• Instructions for the task
All of the records below need to be copied exactly.

• Input
****************************************

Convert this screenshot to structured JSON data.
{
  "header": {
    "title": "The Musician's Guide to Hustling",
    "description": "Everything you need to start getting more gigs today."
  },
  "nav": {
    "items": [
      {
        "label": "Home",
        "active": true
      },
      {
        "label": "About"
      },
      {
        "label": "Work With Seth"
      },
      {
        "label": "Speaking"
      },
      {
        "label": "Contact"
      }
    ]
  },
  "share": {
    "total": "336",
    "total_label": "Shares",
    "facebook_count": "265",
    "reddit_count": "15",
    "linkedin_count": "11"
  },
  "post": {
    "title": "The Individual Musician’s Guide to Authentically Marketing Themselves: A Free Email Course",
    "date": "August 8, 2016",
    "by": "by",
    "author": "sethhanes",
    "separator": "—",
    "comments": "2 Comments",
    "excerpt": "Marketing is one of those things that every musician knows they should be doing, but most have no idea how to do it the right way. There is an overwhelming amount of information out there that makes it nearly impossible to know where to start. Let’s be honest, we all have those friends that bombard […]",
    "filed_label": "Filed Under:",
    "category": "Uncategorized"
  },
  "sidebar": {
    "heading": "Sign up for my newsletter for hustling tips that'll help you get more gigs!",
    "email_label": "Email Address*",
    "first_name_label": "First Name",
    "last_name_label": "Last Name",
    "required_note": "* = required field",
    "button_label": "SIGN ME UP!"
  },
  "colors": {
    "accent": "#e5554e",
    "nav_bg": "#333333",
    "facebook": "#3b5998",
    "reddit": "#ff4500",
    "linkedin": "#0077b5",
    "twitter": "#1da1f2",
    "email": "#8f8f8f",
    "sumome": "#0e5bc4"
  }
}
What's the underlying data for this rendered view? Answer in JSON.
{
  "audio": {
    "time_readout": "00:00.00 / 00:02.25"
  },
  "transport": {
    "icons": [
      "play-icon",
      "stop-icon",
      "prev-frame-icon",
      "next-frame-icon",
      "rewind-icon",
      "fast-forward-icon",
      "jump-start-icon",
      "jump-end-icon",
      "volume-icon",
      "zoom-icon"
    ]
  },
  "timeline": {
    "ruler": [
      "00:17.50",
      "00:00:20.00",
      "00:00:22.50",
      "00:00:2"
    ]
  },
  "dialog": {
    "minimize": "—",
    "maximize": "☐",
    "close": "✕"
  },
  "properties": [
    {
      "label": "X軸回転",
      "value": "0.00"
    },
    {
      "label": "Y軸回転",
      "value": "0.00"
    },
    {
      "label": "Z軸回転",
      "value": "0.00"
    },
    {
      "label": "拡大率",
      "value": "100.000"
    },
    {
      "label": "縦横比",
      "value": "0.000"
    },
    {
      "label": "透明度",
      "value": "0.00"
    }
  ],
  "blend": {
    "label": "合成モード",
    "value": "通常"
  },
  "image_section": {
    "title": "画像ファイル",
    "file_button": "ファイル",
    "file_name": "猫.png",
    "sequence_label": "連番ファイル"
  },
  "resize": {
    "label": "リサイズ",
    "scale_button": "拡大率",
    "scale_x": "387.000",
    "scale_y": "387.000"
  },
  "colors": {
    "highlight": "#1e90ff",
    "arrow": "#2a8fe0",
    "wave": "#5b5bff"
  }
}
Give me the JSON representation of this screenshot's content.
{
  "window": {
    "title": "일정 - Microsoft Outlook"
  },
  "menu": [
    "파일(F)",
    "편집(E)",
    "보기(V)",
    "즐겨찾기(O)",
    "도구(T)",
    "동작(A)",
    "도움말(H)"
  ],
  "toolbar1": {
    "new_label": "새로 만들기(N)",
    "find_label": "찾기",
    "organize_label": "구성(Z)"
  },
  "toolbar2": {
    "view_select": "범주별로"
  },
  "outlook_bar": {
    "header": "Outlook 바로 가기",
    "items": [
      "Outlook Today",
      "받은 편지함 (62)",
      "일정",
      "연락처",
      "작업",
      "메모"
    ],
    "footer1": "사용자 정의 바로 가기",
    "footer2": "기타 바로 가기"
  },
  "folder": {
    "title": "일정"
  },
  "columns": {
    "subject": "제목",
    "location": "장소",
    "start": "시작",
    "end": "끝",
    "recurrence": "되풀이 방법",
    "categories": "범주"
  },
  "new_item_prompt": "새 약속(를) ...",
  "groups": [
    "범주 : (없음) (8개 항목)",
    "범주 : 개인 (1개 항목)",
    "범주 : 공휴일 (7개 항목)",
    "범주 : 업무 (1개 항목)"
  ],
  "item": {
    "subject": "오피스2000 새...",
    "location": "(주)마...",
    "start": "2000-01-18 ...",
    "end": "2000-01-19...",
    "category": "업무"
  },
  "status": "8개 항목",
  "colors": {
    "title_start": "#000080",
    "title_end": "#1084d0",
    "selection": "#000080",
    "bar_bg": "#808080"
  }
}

****************************************

• Completed exercise
Convert this screenshot to structured JSON data.
{
  "header": {
    "title": "The Musician's Guide to Hustling",
    "description": "Everything you need to start getting more gigs today."
  },
  "nav": {
    "items": [
      {
        "label": "Home",
        "active": true
      },
      {
        "label": "About"
      },
      {
        "label": "Work With Seth"
      },
      {
        "label": "Speaking"
      },
      {
        "label": "Contact"
      }
    ]
  },
  "share": {
    "total": "336",
    "total_label": "Shares",
    "facebook_count": "265",
    "reddit_count": "15",
    "linkedin_count": "11"
  },
  "post": {
    "title": "The Individual Musician’s Guide to Authentically Marketing Themselves: A Free Email Course",
    "date": "August 8, 2016",
    "by": "by",
    "author": "sethhanes",
    "separator": "—",
    "comments": "2 Comments",
    "excerpt": "Marketing is one of those things that every musician knows they should be doing, but most have no idea how to do it the right way. There is an overwhelming amount of information out there that makes it nearly impossible to know where to start. Let’s be honest, we all have those friends that bombard […]",
    "filed_label": "Filed Under:",
    "category": "Uncategorized"
  },
  "sidebar": {
    "heading": "Sign up for my newsletter for hustling tips that'll help you get more gigs!",
    "email_label": "Email Address*",
    "first_name_label": "First Name",
    "last_name_label": "Last Name",
    "required_note": "* = required field",
    "button_label": "SIGN ME UP!"
  },
  "colors": {
    "accent": "#e5554e",
    "nav_bg": "#333333",
    "facebook": "#3b5998",
    "reddit": "#ff4500",
    "linkedin": "#0077b5",
    "twitter": "#1da1f2",
    "email": "#8f8f8f",
    "sumome": "#0e5bc4"
  }
}
What's the underlying data for this rendered view? Answer in JSON.
{
  "audio": {
    "time_readout": "00:00.00 / 00:02.25"
  },
  "transport": {
    "icons": [
      "play-icon",
      "stop-icon",
      "prev-frame-icon",
      "next-frame-icon",
      "rewind-icon",
      "fast-forward-icon",
      "jump-start-icon",
      "jump-end-icon",
      "volume-icon",
      "zoom-icon"
    ]
  },
  "timeline": {
    "ruler": [
      "00:17.50",
      "00:00:20.00",
      "00:00:22.50",
      "00:00:2"
    ]
  },
  "dialog": {
    "minimize": "—",
    "maximize": "☐",
    "close": "✕"
  },
  "properties": [
    {
      "label": "X軸回転",
      "value": "0.00"
    },
    {
      "label": "Y軸回転",
      "value": "0.00"
    },
    {
      "label": "Z軸回転",
      "value": "0.00"
    },
    {
      "label": "拡大率",
      "value": "100.000"
    },
    {
      "label": "縦横比",
      "value": "0.000"
    },
    {
      "label": "透明度",
      "value": "0.00"
    }
  ],
  "blend": {
    "label": "合成モード",
    "value": "通常"
  },
  "image_section": {
    "title": "画像ファイル",
    "file_button": "ファイル",
    "file_name": "猫.png",
    "sequence_label": "連番ファイル"
  },
  "resize": {
    "label": "リサイズ",
    "scale_button": "拡大率",
    "scale_x": "387.000",
    "scale_y": "387.000"
  },
  "colors": {
    "highlight": "#1e90ff",
    "arrow": "#2a8fe0",
    "wave": "#5b5bff"
  }
}
Give me the JSON representation of this screenshot's content.
{
  "window": {
    "title": "일정 - Microsoft Outlook"
  },
  "menu": [
    "파일(F)",
    "편집(E)",
    "보기(V)",
    "즐겨찾기(O)",
    "도구(T)",
    "동작(A)",
    "도움말(H)"
  ],
  "toolbar1": {
    "new_label": "새로 만들기(N)",
    "find_label": "찾기",
    "organize_label": "구성(Z)"
  },
  "toolbar2": {
    "view_select": "범주별로"
  },
  "outlook_bar": {
    "header": "Outlook 바로 가기",
    "items": [
      "Outlook Today",
      "받은 편지함 (62)",
      "일정",
      "연락처",
      "작업",
      "메모"
    ],
    "footer1": "사용자 정의 바로 가기",
    "footer2": "기타 바로 가기"
  },
  "folder": {
    "title": "일정"
  },
  "columns": {
    "subject": "제목",
    "location": "장소",
    "start": "시작",
    "end": "끝",
    "recurrence": "되풀이 방법",
    "categories": "범주"
  },
  "new_item_prompt": "새 약속(를) ...",
  "groups": [
    "범주 : (없음) (8개 항목)",
    "범주 : 개인 (1개 항목)",
    "범주 : 공휴일 (7개 항목)",
    "범주 : 업무 (1개 항목)"
  ],
  "item": {
    "subject": "오피스2000 새...",
    "location": "(주)마...",
    "start": "2000-01-18 ...",
    "end": "2000-01-19...",
    "category": "업무"
  },
  "status": "8개 항목",
  "colors": {
    "title_start": "#000080",
    "title_end": "#1084d0",
    "selection": "#000080",
    "bar_bg": "#808080"
  }
}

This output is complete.